*WHAT TO DO*:
Give back, unchanged, each line from the one containing "OCR this image." through the last line of the entries below.

** START RECORD EXTRACTS **

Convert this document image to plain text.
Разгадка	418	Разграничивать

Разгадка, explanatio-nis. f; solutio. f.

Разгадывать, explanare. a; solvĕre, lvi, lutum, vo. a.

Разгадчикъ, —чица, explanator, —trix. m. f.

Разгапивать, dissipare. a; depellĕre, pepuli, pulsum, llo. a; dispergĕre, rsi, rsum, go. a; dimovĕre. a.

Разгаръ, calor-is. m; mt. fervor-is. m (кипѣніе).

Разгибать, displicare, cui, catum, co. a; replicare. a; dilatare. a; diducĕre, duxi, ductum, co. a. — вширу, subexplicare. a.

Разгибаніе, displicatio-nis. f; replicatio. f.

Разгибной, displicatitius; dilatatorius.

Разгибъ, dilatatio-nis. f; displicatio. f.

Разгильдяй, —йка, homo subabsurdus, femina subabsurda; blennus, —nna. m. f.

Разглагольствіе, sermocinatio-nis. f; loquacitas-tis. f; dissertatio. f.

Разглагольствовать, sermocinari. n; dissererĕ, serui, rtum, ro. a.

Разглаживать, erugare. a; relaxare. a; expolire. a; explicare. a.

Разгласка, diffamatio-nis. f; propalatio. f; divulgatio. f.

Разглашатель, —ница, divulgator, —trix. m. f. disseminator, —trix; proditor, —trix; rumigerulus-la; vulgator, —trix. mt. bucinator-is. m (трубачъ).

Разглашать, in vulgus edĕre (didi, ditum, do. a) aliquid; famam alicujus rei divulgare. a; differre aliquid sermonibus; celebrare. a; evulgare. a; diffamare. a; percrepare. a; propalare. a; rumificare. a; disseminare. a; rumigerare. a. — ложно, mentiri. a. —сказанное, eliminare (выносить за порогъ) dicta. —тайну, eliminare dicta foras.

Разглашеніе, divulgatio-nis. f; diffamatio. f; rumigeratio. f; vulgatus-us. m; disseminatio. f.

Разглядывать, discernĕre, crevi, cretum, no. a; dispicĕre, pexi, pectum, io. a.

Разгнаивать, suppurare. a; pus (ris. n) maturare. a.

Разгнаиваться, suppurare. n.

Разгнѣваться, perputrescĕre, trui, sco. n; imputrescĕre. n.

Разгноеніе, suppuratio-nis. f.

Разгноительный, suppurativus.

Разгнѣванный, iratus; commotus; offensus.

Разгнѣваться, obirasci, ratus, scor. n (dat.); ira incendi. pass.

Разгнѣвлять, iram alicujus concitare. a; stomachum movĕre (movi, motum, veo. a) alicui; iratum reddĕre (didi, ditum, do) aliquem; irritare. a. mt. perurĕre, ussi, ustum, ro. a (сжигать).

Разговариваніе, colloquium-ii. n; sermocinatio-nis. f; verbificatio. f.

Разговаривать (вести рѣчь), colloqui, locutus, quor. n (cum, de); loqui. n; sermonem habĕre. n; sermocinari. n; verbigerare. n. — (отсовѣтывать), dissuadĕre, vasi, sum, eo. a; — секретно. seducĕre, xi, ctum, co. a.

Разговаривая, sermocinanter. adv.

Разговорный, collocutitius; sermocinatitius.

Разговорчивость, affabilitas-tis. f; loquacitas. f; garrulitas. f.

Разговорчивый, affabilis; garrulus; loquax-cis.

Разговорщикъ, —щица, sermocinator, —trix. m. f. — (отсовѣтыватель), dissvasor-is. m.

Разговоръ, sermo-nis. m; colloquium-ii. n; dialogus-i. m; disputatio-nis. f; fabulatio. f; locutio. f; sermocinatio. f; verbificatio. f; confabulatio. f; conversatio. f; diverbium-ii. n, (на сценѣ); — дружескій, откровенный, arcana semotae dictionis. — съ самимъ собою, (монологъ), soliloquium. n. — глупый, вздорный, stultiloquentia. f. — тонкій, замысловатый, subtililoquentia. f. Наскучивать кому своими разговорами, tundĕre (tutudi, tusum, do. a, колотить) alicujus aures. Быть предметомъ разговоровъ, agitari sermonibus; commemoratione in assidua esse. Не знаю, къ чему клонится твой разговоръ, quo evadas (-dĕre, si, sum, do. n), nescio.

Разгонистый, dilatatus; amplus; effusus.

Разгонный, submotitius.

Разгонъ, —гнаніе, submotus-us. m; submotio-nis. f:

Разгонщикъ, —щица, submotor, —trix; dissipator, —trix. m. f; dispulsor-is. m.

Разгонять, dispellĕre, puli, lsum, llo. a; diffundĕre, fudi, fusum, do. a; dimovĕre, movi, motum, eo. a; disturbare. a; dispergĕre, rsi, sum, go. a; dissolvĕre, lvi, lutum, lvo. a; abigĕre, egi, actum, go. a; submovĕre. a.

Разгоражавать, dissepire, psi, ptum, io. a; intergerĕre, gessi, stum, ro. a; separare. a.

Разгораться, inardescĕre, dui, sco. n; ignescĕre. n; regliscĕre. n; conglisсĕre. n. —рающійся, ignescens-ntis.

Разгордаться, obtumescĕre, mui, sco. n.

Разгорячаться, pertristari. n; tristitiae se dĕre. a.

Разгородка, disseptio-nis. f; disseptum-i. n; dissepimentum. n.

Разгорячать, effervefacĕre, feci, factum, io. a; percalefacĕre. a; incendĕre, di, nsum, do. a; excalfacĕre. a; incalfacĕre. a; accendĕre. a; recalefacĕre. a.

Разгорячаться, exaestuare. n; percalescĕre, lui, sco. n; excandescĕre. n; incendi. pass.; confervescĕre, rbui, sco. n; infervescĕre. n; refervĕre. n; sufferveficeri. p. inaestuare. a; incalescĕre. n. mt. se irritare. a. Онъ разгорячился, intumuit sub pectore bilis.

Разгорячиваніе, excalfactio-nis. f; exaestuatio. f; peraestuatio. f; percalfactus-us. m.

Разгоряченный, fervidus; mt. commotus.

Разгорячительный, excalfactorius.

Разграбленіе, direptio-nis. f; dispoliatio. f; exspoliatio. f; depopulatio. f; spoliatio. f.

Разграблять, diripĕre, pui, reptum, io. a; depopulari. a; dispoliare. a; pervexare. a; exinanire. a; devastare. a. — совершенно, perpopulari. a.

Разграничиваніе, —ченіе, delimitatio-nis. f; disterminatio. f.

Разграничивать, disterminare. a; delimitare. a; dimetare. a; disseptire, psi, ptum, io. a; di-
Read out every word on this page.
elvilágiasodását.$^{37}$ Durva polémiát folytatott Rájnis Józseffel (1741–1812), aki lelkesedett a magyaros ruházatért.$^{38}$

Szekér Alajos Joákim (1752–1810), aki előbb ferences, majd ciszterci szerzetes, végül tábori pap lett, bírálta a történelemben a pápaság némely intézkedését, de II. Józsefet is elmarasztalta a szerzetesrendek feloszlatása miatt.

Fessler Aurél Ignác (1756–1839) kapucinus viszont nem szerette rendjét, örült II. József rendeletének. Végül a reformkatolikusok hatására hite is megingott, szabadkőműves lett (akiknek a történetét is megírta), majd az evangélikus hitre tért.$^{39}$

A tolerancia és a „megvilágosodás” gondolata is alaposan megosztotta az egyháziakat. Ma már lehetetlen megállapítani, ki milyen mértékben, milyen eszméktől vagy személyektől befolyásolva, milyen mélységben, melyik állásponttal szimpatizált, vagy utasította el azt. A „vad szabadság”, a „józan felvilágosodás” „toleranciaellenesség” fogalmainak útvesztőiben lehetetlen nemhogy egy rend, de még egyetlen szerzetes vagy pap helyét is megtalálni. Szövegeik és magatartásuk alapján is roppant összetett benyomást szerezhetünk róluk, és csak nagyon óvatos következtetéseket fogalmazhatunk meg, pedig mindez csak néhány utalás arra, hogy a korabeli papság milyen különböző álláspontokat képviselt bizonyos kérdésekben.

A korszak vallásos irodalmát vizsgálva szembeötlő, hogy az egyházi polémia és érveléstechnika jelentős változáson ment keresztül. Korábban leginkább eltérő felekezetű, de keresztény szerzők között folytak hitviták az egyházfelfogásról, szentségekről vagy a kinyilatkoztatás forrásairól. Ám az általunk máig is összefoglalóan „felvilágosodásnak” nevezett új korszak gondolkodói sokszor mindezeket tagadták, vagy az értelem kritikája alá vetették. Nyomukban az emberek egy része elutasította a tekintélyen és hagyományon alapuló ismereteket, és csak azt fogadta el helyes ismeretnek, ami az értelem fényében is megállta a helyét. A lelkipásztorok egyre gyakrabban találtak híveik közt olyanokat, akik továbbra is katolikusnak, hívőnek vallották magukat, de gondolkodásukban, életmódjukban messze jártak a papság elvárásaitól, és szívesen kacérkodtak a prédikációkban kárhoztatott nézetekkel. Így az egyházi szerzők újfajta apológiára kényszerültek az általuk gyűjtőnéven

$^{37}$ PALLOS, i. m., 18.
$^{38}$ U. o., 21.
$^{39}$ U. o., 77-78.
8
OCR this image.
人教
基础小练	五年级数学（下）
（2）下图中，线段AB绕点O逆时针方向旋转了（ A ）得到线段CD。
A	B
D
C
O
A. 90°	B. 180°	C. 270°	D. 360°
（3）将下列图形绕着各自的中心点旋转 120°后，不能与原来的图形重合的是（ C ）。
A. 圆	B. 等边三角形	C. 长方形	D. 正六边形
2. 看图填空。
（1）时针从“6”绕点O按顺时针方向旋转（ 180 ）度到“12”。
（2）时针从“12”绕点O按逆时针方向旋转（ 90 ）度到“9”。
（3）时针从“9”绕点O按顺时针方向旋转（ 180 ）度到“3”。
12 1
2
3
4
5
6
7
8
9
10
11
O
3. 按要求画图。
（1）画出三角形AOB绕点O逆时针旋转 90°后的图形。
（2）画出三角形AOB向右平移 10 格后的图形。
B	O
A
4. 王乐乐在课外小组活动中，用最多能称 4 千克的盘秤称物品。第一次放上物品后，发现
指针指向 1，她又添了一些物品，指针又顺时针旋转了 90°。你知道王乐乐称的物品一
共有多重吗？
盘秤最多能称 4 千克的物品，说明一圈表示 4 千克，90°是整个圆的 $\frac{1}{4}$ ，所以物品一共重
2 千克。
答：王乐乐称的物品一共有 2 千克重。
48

** END RECORD EXTRACTS **

*COMPLETE RESPONSE*:
OCR this image.
人教
基础小练	五年级数学（下）
（2）下图中，线段AB绕点O逆时针方向旋转了（ A ）得到线段CD。
A	B
D
C
O
A. 90°	B. 180°	C. 270°	D. 360°
（3）将下列图形绕着各自的中心点旋转 120°后，不能与原来的图形重合的是（ C ）。
A. 圆	B. 等边三角形	C. 长方形	D. 正六边形
2. 看图填空。
（1）时针从“6”绕点O按顺时针方向旋转（ 180 ）度到“12”。
（2）时针从“12”绕点O按逆时针方向旋转（ 90 ）度到“9”。
（3）时针从“9”绕点O按顺时针方向旋转（ 180 ）度到“3”。
12 1
2
3
4
5
6
7
8
9
10
11
O
3. 按要求画图。
（1）画出三角形AOB绕点O逆时针旋转 90°后的图形。
（2）画出三角形AOB向右平移 10 格后的图形。
B	O
A
4. 王乐乐在课外小组活动中，用最多能称 4 千克的盘秤称物品。第一次放上物品后，发现
指针指向 1，她又添了一些物品，指针又顺时针旋转了 90°。你知道王乐乐称的物品一
共有多重吗？
盘秤最多能称 4 千克的物品，说明一圈表示 4 千克，90°是整个圆的 $\frac{1}{4}$ ，所以物品一共重
2 千克。
答：王乐乐称的物品一共有 2 千克重。
48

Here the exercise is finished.